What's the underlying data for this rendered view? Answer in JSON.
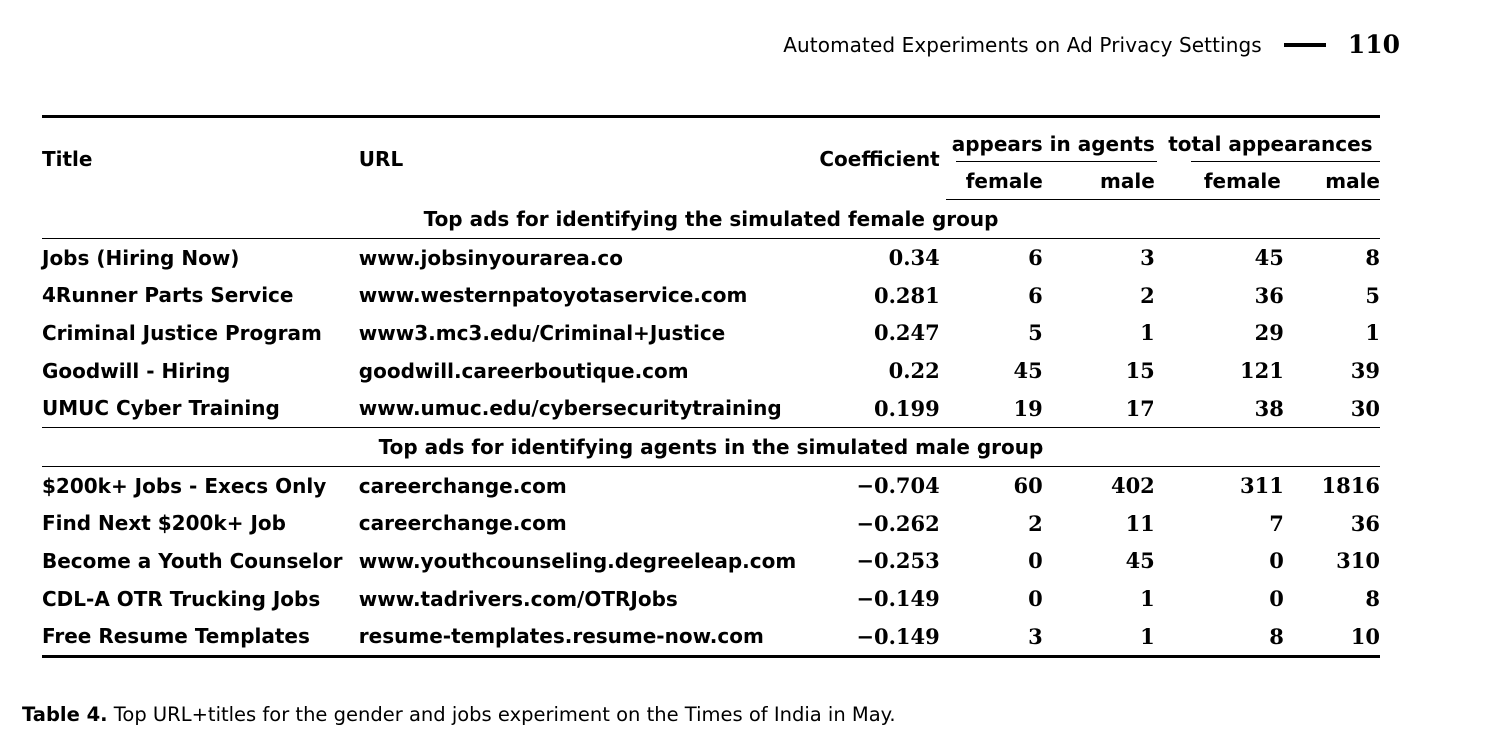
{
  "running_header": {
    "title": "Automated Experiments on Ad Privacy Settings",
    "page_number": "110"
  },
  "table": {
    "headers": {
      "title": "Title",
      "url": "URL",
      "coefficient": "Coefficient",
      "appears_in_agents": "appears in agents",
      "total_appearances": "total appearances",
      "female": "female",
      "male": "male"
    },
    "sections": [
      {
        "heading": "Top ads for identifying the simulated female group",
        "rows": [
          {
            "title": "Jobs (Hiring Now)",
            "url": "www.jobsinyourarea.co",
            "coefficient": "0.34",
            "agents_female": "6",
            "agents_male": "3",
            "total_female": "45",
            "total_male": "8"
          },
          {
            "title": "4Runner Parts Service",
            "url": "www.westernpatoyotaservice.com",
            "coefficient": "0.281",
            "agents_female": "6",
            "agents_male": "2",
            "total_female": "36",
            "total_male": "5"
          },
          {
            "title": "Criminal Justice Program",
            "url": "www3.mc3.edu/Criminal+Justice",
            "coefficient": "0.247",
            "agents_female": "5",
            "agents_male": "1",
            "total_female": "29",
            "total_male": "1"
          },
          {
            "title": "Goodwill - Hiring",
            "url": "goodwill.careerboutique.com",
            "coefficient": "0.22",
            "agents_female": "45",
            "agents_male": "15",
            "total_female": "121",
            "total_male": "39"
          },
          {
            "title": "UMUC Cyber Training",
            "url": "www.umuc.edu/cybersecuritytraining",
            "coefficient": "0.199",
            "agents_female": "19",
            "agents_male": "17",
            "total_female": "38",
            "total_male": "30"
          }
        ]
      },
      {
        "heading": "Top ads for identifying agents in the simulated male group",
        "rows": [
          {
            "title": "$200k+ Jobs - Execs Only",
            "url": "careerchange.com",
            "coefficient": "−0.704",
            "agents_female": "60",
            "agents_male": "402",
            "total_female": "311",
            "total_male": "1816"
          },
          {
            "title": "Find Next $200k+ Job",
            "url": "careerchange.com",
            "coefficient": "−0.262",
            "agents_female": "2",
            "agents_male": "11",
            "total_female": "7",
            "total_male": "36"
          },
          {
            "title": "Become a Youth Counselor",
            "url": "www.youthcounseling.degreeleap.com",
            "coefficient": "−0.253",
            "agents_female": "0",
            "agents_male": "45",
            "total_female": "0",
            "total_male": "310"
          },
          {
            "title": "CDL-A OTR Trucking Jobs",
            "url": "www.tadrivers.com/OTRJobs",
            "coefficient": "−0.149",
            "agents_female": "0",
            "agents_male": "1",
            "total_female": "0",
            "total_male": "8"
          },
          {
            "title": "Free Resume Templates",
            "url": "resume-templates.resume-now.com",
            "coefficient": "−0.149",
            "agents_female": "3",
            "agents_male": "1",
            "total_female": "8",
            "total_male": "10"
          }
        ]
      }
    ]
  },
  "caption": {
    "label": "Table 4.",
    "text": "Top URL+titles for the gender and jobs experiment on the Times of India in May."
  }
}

════════════════

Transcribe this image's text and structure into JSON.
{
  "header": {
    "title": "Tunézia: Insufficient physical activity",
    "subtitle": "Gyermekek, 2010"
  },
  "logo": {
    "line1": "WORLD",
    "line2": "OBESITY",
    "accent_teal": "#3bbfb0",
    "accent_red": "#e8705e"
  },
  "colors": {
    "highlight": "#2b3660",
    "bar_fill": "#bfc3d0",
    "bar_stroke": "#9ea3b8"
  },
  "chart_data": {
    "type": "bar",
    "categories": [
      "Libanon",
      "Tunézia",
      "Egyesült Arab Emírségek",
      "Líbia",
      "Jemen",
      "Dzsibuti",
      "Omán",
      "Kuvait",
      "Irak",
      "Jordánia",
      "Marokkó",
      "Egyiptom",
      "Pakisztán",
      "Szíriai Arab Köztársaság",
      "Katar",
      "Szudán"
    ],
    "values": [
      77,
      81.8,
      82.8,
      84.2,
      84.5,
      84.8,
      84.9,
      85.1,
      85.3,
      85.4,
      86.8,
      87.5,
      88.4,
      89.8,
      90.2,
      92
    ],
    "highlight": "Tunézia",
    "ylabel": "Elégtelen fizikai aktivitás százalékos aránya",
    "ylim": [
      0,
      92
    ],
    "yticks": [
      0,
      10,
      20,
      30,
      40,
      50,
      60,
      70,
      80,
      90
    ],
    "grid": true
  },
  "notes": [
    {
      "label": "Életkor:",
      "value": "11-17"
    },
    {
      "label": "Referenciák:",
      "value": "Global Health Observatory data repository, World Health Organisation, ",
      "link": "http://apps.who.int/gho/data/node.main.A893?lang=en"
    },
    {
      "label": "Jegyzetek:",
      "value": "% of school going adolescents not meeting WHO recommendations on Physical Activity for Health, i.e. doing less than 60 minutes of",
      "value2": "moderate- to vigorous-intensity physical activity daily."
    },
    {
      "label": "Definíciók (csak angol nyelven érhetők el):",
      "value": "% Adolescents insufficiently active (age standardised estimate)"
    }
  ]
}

════════════════

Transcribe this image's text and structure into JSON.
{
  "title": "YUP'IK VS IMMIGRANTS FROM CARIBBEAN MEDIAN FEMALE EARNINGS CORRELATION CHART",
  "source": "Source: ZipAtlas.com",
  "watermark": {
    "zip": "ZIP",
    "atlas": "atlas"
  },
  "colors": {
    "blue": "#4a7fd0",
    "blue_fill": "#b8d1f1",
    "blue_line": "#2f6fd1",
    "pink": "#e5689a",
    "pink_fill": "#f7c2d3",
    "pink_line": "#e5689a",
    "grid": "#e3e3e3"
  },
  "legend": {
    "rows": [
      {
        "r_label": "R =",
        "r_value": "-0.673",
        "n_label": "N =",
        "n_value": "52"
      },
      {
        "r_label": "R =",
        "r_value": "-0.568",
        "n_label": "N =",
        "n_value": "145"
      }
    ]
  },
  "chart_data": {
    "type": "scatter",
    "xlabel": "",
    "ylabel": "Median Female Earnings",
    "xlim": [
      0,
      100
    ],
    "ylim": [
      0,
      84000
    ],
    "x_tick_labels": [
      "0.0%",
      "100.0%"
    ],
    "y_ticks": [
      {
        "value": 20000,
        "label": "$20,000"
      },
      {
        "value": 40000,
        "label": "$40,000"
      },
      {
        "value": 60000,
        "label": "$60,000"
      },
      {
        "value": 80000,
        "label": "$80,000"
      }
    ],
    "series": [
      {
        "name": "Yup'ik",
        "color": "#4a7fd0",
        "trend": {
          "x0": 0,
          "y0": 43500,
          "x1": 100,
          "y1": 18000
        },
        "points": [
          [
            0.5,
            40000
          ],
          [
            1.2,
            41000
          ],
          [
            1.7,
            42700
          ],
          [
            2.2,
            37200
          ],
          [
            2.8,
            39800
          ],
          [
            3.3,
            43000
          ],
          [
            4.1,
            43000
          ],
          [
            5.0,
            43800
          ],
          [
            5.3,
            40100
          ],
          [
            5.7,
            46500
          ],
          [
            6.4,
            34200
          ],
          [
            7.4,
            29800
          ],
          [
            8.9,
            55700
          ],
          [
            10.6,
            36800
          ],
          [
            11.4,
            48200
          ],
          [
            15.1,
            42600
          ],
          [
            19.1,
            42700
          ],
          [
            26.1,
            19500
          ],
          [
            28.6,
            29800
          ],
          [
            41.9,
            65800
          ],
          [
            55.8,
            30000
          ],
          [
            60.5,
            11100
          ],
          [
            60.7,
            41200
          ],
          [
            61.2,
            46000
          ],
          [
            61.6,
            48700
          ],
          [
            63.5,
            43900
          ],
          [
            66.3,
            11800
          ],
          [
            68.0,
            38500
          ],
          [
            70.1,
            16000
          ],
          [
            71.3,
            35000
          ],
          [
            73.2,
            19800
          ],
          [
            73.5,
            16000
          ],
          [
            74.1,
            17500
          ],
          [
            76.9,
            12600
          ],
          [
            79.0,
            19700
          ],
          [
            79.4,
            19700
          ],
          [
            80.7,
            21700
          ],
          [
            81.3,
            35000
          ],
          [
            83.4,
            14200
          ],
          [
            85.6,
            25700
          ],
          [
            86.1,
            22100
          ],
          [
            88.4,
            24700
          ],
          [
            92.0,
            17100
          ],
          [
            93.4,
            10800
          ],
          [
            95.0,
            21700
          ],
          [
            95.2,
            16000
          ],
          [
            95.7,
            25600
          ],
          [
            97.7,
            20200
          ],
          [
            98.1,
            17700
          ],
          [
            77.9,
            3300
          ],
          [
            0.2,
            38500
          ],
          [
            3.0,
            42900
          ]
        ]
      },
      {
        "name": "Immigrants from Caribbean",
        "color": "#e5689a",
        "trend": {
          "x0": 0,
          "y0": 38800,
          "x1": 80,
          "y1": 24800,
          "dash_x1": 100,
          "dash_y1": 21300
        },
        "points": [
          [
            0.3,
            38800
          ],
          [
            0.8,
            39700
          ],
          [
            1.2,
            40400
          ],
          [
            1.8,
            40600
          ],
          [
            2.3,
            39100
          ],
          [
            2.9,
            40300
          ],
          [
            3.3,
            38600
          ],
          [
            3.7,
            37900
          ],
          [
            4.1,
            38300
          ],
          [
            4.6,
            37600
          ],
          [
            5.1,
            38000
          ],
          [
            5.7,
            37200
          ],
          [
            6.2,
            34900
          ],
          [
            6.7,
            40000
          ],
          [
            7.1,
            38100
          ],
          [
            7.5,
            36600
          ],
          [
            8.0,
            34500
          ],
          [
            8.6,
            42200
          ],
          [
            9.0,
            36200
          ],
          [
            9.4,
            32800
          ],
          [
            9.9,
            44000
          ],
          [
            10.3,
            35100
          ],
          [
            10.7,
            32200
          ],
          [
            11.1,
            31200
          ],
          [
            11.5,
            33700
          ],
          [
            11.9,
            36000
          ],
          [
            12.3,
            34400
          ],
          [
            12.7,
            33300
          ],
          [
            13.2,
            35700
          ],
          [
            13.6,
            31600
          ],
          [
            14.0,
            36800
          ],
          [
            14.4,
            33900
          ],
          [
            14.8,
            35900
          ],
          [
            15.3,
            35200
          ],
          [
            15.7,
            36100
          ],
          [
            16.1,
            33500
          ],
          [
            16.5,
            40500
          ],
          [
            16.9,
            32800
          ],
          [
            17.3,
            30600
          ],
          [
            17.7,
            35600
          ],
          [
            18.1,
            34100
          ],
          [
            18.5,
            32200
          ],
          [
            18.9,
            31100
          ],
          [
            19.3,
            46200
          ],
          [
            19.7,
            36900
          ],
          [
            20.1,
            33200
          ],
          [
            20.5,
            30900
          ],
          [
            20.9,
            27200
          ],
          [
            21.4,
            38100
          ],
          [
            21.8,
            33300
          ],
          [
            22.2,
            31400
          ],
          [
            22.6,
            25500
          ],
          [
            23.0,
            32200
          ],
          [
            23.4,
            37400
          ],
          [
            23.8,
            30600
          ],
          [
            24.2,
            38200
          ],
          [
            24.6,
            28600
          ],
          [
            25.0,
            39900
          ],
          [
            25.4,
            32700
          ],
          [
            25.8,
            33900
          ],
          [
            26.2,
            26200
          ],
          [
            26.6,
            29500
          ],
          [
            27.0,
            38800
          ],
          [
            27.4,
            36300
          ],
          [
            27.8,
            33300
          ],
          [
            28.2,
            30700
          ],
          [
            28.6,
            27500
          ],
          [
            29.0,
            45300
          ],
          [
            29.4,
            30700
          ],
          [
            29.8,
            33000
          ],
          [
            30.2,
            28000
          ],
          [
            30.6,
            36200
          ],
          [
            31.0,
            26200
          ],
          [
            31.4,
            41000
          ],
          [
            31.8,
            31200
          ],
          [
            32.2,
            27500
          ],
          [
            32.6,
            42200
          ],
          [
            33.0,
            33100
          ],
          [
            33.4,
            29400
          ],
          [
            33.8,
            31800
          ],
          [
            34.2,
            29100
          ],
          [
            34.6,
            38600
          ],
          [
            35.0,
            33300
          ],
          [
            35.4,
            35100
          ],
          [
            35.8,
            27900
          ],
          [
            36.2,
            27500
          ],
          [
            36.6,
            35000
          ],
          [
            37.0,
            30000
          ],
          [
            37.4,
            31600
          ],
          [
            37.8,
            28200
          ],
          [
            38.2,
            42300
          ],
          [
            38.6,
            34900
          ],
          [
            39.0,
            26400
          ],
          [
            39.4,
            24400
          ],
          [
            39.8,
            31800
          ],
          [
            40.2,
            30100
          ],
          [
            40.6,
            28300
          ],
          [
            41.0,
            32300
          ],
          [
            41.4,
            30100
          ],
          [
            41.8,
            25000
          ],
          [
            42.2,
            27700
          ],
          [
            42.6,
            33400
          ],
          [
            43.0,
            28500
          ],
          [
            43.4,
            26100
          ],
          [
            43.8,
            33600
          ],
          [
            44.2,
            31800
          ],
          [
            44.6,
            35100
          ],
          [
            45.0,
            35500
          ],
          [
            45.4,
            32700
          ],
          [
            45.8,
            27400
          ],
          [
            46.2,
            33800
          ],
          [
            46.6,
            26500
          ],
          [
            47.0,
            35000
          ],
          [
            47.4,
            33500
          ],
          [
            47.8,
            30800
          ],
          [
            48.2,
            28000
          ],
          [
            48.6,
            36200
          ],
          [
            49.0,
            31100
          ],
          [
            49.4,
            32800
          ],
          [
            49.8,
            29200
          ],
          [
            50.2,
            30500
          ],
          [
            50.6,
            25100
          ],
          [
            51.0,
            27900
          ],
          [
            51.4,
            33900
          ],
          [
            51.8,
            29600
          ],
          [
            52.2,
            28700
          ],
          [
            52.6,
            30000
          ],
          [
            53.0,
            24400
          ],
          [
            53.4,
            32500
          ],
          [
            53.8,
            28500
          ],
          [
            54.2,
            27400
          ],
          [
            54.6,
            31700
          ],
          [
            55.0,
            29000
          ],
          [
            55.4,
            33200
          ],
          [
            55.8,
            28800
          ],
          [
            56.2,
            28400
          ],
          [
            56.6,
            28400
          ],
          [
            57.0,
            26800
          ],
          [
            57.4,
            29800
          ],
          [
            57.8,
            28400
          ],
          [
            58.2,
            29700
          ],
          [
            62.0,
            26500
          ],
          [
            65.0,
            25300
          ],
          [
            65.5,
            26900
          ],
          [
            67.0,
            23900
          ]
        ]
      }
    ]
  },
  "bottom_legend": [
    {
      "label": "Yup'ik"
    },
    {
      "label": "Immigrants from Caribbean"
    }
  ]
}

════════════════

**EXERCISE TASK**
Go through the records and pull out each line that includes the word "simulated".

**EXPECTED ANSWER**
        "heading": "Top ads for identifying the simulated female group",
        "heading": "Top ads for identifying agents in the simulated male group",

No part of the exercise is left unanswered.